Take the line that contains "What data populates" and each line after it in the material below, and transcribe them exactly, stopping at the end.

-------- Entries

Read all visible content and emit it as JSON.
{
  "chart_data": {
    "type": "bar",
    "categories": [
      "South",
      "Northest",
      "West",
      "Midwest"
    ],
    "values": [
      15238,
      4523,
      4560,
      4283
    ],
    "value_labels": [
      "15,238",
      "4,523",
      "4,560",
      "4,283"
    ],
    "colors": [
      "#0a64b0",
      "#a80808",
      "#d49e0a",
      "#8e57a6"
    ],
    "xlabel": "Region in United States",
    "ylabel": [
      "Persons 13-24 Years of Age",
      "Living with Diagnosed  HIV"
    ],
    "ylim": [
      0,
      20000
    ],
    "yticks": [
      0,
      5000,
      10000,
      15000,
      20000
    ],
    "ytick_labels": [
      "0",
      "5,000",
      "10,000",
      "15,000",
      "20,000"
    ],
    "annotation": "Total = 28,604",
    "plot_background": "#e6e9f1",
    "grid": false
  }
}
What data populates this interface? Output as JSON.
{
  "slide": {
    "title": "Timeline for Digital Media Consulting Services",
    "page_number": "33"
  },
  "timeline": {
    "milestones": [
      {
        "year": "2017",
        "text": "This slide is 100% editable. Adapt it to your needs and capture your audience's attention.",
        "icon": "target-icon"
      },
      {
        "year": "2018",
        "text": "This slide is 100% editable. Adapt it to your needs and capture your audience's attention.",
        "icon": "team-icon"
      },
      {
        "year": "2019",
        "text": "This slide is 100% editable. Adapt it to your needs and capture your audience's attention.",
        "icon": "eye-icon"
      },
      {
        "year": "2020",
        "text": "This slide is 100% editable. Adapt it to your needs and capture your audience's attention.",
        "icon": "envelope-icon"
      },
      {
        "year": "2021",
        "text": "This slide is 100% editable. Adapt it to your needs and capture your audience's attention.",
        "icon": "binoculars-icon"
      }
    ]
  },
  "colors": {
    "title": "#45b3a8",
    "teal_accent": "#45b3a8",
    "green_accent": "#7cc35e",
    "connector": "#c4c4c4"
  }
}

----------------

Response |
What data populates this interface? Output as JSON.
{
  "slide": {
    "title": "Timeline for Digital Media Consulting Services",
    "page_number": "33"
  },
  "timeline": {
    "milestones": [
      {
        "year": "2017",
        "text": "This slide is 100% editable. Adapt it to your needs and capture your audience's attention.",
        "icon": "target-icon"
      },
      {
        "year": "2018",
        "text": "This slide is 100% editable. Adapt it to your needs and capture your audience's attention.",
        "icon": "team-icon"
      },
      {
        "year": "2019",
        "text": "This slide is 100% editable. Adapt it to your needs and capture your audience's attention.",
        "icon": "eye-icon"
      },
      {
        "year": "2020",
        "text": "This slide is 100% editable. Adapt it to your needs and capture your audience's attention.",
        "icon": "envelope-icon"
      },
      {
        "year": "2021",
        "text": "This slide is 100% editable. Adapt it to your needs and capture your audience's attention.",
        "icon": "binoculars-icon"
      }
    ]
  },
  "colors": {
    "title": "#45b3a8",
    "teal_accent": "#45b3a8",
    "green_accent": "#7cc35e",
    "connector": "#c4c4c4"
  }
}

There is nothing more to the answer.